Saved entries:
----------------
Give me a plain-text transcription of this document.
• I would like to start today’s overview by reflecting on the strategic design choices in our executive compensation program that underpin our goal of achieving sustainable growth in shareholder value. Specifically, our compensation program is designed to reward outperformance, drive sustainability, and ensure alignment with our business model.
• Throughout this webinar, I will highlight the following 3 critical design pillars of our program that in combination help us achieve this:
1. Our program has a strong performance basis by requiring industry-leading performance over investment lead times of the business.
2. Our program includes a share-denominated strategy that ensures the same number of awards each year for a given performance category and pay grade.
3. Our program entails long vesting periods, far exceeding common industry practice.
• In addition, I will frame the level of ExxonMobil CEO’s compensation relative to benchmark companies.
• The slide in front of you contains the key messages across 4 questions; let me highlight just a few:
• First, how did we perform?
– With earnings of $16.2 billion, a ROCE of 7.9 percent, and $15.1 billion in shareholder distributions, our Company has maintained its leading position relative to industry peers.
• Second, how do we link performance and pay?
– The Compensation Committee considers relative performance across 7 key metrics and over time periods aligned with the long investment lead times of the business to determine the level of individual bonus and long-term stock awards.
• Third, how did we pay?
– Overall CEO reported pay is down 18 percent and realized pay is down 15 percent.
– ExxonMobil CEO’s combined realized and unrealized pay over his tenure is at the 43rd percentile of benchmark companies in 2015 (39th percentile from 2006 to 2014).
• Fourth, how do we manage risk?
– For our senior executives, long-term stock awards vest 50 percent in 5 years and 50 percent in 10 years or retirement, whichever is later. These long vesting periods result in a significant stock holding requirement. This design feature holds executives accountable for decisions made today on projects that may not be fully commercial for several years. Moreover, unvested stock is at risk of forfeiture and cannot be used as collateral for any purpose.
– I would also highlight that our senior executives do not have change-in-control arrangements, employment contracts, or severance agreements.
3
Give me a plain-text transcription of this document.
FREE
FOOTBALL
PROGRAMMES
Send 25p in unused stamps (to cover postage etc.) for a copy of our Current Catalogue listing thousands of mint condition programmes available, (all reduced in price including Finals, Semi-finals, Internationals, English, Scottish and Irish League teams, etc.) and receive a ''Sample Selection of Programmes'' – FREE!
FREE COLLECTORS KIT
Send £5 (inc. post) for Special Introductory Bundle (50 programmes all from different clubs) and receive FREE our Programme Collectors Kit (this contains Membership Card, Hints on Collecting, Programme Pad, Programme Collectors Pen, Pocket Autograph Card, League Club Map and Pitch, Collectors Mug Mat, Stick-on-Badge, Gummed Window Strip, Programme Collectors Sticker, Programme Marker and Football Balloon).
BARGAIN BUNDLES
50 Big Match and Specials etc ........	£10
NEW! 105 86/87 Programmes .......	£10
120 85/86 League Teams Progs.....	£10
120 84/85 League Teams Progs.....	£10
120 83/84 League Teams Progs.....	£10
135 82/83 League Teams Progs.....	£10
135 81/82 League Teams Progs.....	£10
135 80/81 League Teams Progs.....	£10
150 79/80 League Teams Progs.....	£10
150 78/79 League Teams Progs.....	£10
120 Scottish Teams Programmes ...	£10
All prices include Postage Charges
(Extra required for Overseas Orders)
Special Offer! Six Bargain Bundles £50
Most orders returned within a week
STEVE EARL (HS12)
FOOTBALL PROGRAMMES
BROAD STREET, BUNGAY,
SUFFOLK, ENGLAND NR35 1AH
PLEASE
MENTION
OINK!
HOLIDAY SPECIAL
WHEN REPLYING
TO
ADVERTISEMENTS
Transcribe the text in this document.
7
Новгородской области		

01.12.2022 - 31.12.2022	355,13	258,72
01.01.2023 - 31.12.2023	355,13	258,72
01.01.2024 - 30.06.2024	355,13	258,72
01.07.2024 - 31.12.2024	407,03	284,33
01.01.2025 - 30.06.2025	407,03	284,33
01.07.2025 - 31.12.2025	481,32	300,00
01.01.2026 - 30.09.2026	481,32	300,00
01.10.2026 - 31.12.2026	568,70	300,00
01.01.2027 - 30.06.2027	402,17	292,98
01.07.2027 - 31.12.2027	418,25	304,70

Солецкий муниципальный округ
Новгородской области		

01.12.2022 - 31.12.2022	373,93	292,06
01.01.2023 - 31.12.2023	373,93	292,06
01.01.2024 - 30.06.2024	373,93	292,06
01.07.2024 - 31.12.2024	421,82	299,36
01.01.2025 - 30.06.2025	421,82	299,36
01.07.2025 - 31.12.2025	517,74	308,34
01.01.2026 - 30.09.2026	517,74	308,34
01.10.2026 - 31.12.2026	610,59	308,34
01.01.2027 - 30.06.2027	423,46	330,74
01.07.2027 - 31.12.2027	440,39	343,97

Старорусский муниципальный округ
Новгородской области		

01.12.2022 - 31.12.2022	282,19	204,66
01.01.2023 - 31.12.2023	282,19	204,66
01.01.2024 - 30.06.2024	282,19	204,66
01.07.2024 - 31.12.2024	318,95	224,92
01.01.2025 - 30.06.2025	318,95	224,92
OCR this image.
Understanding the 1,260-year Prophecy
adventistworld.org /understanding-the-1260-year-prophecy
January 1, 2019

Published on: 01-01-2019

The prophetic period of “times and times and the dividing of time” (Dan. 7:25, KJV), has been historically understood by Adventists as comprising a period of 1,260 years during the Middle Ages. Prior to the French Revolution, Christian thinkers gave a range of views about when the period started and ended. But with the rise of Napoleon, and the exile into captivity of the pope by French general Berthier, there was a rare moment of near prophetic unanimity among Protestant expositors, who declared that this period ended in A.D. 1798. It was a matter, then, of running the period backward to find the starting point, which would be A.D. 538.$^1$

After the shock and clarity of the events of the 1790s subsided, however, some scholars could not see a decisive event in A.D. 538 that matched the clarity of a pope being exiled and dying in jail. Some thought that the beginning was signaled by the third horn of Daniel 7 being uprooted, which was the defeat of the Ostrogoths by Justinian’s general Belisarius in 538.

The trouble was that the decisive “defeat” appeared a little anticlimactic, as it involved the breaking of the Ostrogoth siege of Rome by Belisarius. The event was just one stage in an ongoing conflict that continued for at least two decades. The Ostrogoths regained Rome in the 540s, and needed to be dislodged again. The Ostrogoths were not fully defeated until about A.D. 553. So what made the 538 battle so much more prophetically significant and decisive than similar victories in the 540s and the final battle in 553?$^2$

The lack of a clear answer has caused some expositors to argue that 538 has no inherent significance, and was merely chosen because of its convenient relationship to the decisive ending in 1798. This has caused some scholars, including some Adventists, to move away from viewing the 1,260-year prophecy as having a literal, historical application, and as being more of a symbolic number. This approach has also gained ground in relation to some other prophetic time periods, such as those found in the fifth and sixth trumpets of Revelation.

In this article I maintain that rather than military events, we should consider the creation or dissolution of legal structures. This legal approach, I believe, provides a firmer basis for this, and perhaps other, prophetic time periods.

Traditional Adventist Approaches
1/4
----------------
Print out every record again, exactly and in full.

Solution:
Give me a plain-text transcription of this document.
• I would like to start today’s overview by reflecting on the strategic design choices in our executive compensation program that underpin our goal of achieving sustainable growth in shareholder value. Specifically, our compensation program is designed to reward outperformance, drive sustainability, and ensure alignment with our business model.
• Throughout this webinar, I will highlight the following 3 critical design pillars of our program that in combination help us achieve this:
1. Our program has a strong performance basis by requiring industry-leading performance over investment lead times of the business.
2. Our program includes a share-denominated strategy that ensures the same number of awards each year for a given performance category and pay grade.
3. Our program entails long vesting periods, far exceeding common industry practice.
• In addition, I will frame the level of ExxonMobil CEO’s compensation relative to benchmark companies.
• The slide in front of you contains the key messages across 4 questions; let me highlight just a few:
• First, how did we perform?
– With earnings of $16.2 billion, a ROCE of 7.9 percent, and $15.1 billion in shareholder distributions, our Company has maintained its leading position relative to industry peers.
• Second, how do we link performance and pay?
– The Compensation Committee considers relative performance across 7 key metrics and over time periods aligned with the long investment lead times of the business to determine the level of individual bonus and long-term stock awards.
• Third, how did we pay?
– Overall CEO reported pay is down 18 percent and realized pay is down 15 percent.
– ExxonMobil CEO’s combined realized and unrealized pay over his tenure is at the 43rd percentile of benchmark companies in 2015 (39th percentile from 2006 to 2014).
• Fourth, how do we manage risk?
– For our senior executives, long-term stock awards vest 50 percent in 5 years and 50 percent in 10 years or retirement, whichever is later. These long vesting periods result in a significant stock holding requirement. This design feature holds executives accountable for decisions made today on projects that may not be fully commercial for several years. Moreover, unvested stock is at risk of forfeiture and cannot be used as collateral for any purpose.
– I would also highlight that our senior executives do not have change-in-control arrangements, employment contracts, or severance agreements.
3
Give me a plain-text transcription of this document.
FREE
FOOTBALL
PROGRAMMES
Send 25p in unused stamps (to cover postage etc.) for a copy of our Current Catalogue listing thousands of mint condition programmes available, (all reduced in price including Finals, Semi-finals, Internationals, English, Scottish and Irish League teams, etc.) and receive a ''Sample Selection of Programmes'' – FREE!
FREE COLLECTORS KIT
Send £5 (inc. post) for Special Introductory Bundle (50 programmes all from different clubs) and receive FREE our Programme Collectors Kit (this contains Membership Card, Hints on Collecting, Programme Pad, Programme Collectors Pen, Pocket Autograph Card, League Club Map and Pitch, Collectors Mug Mat, Stick-on-Badge, Gummed Window Strip, Programme Collectors Sticker, Programme Marker and Football Balloon).
BARGAIN BUNDLES
50 Big Match and Specials etc ........	£10
NEW! 105 86/87 Programmes .......	£10
120 85/86 League Teams Progs.....	£10
120 84/85 League Teams Progs.....	£10
120 83/84 League Teams Progs.....	£10
135 82/83 League Teams Progs.....	£10
135 81/82 League Teams Progs.....	£10
135 80/81 League Teams Progs.....	£10
150 79/80 League Teams Progs.....	£10
150 78/79 League Teams Progs.....	£10
120 Scottish Teams Programmes ...	£10
All prices include Postage Charges
(Extra required for Overseas Orders)
Special Offer! Six Bargain Bundles £50
Most orders returned within a week
STEVE EARL (HS12)
FOOTBALL PROGRAMMES
BROAD STREET, BUNGAY,
SUFFOLK, ENGLAND NR35 1AH
PLEASE
MENTION
OINK!
HOLIDAY SPECIAL
WHEN REPLYING
TO
ADVERTISEMENTS
Transcribe the text in this document.
7
Новгородской области		

01.12.2022 - 31.12.2022	355,13	258,72
01.01.2023 - 31.12.2023	355,13	258,72
01.01.2024 - 30.06.2024	355,13	258,72
01.07.2024 - 31.12.2024	407,03	284,33
01.01.2025 - 30.06.2025	407,03	284,33
01.07.2025 - 31.12.2025	481,32	300,00
01.01.2026 - 30.09.2026	481,32	300,00
01.10.2026 - 31.12.2026	568,70	300,00
01.01.2027 - 30.06.2027	402,17	292,98
01.07.2027 - 31.12.2027	418,25	304,70

Солецкий муниципальный округ
Новгородской области		

01.12.2022 - 31.12.2022	373,93	292,06
01.01.2023 - 31.12.2023	373,93	292,06
01.01.2024 - 30.06.2024	373,93	292,06
01.07.2024 - 31.12.2024	421,82	299,36
01.01.2025 - 30.06.2025	421,82	299,36
01.07.2025 - 31.12.2025	517,74	308,34
01.01.2026 - 30.09.2026	517,74	308,34
01.10.2026 - 31.12.2026	610,59	308,34
01.01.2027 - 30.06.2027	423,46	330,74
01.07.2027 - 31.12.2027	440,39	343,97

Старорусский муниципальный округ
Новгородской области		

01.12.2022 - 31.12.2022	282,19	204,66
01.01.2023 - 31.12.2023	282,19	204,66
01.01.2024 - 30.06.2024	282,19	204,66
01.07.2024 - 31.12.2024	318,95	224,92
01.01.2025 - 30.06.2025	318,95	224,92
OCR this image.
Understanding the 1,260-year Prophecy
adventistworld.org /understanding-the-1260-year-prophecy
January 1, 2019

Published on: 01-01-2019

The prophetic period of “times and times and the dividing of time” (Dan. 7:25, KJV), has been historically understood by Adventists as comprising a period of 1,260 years during the Middle Ages. Prior to the French Revolution, Christian thinkers gave a range of views about when the period started and ended. But with the rise of Napoleon, and the exile into captivity of the pope by French general Berthier, there was a rare moment of near prophetic unanimity among Protestant expositors, who declared that this period ended in A.D. 1798. It was a matter, then, of running the period backward to find the starting point, which would be A.D. 538.$^1$

After the shock and clarity of the events of the 1790s subsided, however, some scholars could not see a decisive event in A.D. 538 that matched the clarity of a pope being exiled and dying in jail. Some thought that the beginning was signaled by the third horn of Daniel 7 being uprooted, which was the defeat of the Ostrogoths by Justinian’s general Belisarius in 538.

The trouble was that the decisive “defeat” appeared a little anticlimactic, as it involved the breaking of the Ostrogoth siege of Rome by Belisarius. The event was just one stage in an ongoing conflict that continued for at least two decades. The Ostrogoths regained Rome in the 540s, and needed to be dislodged again. The Ostrogoths were not fully defeated until about A.D. 553. So what made the 538 battle so much more prophetically significant and decisive than similar victories in the 540s and the final battle in 553?$^2$

The lack of a clear answer has caused some expositors to argue that 538 has no inherent significance, and was merely chosen because of its convenient relationship to the decisive ending in 1798. This has caused some scholars, including some Adventists, to move away from viewing the 1,260-year prophecy as having a literal, historical application, and as being more of a symbolic number. This approach has also gained ground in relation to some other prophetic time periods, such as those found in the fifth and sixth trumpets of Revelation.

In this article I maintain that rather than military events, we should consider the creation or dissolution of legal structures. This legal approach, I believe, provides a firmer basis for this, and perhaps other, prophetic time periods.

Traditional Adventist Approaches
1/4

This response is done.